Records
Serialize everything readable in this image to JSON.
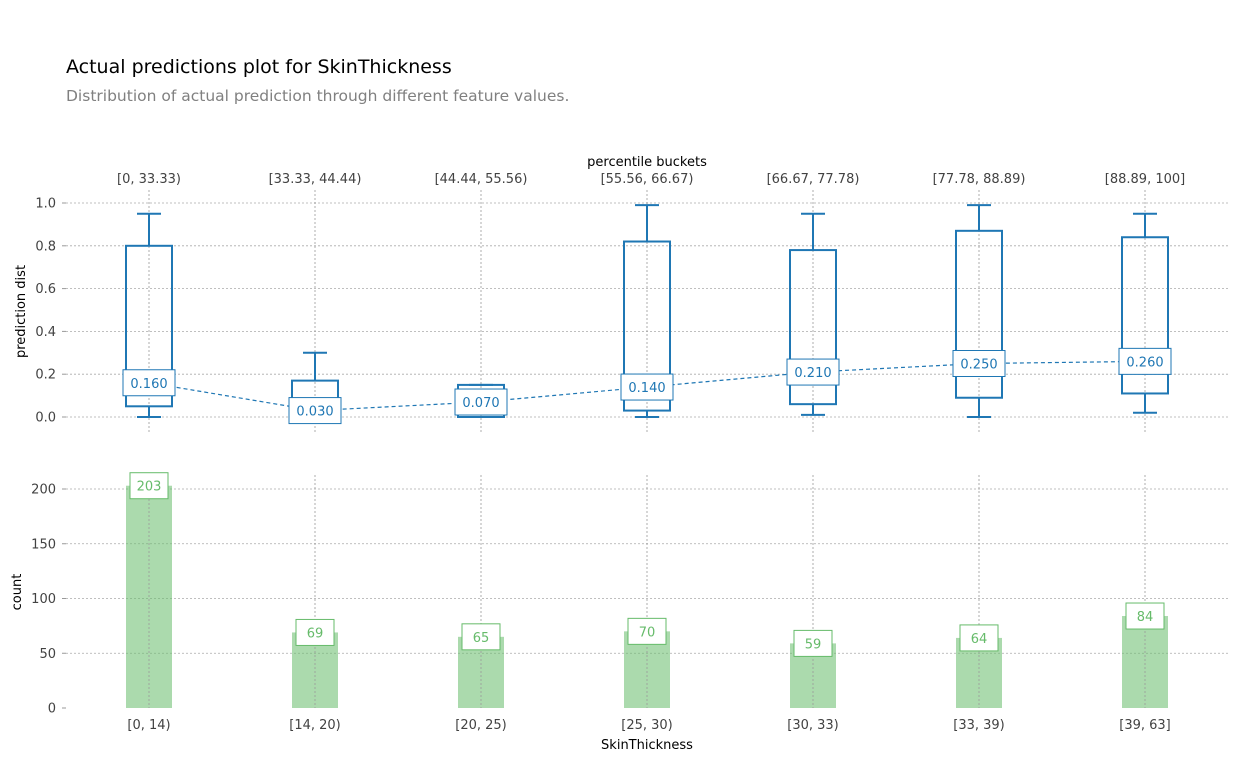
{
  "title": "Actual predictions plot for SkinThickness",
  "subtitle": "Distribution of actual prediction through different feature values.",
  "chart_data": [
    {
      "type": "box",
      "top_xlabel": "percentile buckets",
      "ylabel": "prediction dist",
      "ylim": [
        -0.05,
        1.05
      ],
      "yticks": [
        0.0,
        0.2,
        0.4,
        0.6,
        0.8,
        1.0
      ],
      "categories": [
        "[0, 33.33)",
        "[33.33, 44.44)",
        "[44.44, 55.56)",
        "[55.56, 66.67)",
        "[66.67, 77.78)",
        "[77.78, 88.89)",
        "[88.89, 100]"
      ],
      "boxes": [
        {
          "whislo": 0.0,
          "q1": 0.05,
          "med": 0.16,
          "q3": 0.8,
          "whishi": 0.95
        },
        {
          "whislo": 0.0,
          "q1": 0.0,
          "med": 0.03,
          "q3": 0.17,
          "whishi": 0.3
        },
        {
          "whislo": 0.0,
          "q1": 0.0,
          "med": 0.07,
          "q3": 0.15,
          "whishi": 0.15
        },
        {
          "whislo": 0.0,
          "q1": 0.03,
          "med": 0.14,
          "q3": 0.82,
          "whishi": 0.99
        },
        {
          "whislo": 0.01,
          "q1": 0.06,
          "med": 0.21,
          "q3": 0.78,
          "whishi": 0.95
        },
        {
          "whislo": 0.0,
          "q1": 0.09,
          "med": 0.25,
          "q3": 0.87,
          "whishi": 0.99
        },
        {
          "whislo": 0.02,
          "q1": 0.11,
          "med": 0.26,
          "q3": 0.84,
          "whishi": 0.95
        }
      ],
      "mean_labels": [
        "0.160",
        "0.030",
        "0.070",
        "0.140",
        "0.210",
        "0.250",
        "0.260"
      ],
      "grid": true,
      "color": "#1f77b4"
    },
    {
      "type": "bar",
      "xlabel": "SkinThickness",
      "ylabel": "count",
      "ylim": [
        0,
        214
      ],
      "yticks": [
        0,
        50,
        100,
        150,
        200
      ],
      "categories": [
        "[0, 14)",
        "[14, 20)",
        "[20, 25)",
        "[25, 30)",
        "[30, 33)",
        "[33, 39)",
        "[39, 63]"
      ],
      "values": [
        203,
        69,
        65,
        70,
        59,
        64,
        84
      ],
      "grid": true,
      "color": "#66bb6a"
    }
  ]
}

- **STATED EXERCISE**: Reproduce the full listing faithfully, but do not carry over any pictures.

- **ANSWER IN FULL**:
Serialize everything readable in this image to JSON.
{
  "title": "Actual predictions plot for SkinThickness",
  "subtitle": "Distribution of actual prediction through different feature values.",
  "chart_data": [
    {
      "type": "box",
      "top_xlabel": "percentile buckets",
      "ylabel": "prediction dist",
      "ylim": [
        -0.05,
        1.05
      ],
      "yticks": [
        0.0,
        0.2,
        0.4,
        0.6,
        0.8,
        1.0
      ],
      "categories": [
        "[0, 33.33)",
        "[33.33, 44.44)",
        "[44.44, 55.56)",
        "[55.56, 66.67)",
        "[66.67, 77.78)",
        "[77.78, 88.89)",
        "[88.89, 100]"
      ],
      "boxes": [
        {
          "whislo": 0.0,
          "q1": 0.05,
          "med": 0.16,
          "q3": 0.8,
          "whishi": 0.95
        },
        {
          "whislo": 0.0,
          "q1": 0.0,
          "med": 0.03,
          "q3": 0.17,
          "whishi": 0.3
        },
        {
          "whislo": 0.0,
          "q1": 0.0,
          "med": 0.07,
          "q3": 0.15,
          "whishi": 0.15
        },
        {
          "whislo": 0.0,
          "q1": 0.03,
          "med": 0.14,
          "q3": 0.82,
          "whishi": 0.99
        },
        {
          "whislo": 0.01,
          "q1": 0.06,
          "med": 0.21,
          "q3": 0.78,
          "whishi": 0.95
        },
        {
          "whislo": 0.0,
          "q1": 0.09,
          "med": 0.25,
          "q3": 0.87,
          "whishi": 0.99
        },
        {
          "whislo": 0.02,
          "q1": 0.11,
          "med": 0.26,
          "q3": 0.84,
          "whishi": 0.95
        }
      ],
      "mean_labels": [
        "0.160",
        "0.030",
        "0.070",
        "0.140",
        "0.210",
        "0.250",
        "0.260"
      ],
      "grid": true,
      "color": "#1f77b4"
    },
    {
      "type": "bar",
      "xlabel": "SkinThickness",
      "ylabel": "count",
      "ylim": [
        0,
        214
      ],
      "yticks": [
        0,
        50,
        100,
        150,
        200
      ],
      "categories": [
        "[0, 14)",
        "[14, 20)",
        "[20, 25)",
        "[25, 30)",
        "[30, 33)",
        "[33, 39)",
        "[39, 63]"
      ],
      "values": [
        203,
        69,
        65,
        70,
        59,
        64,
        84
      ],
      "grid": true,
      "color": "#66bb6a"
    }
  ]
}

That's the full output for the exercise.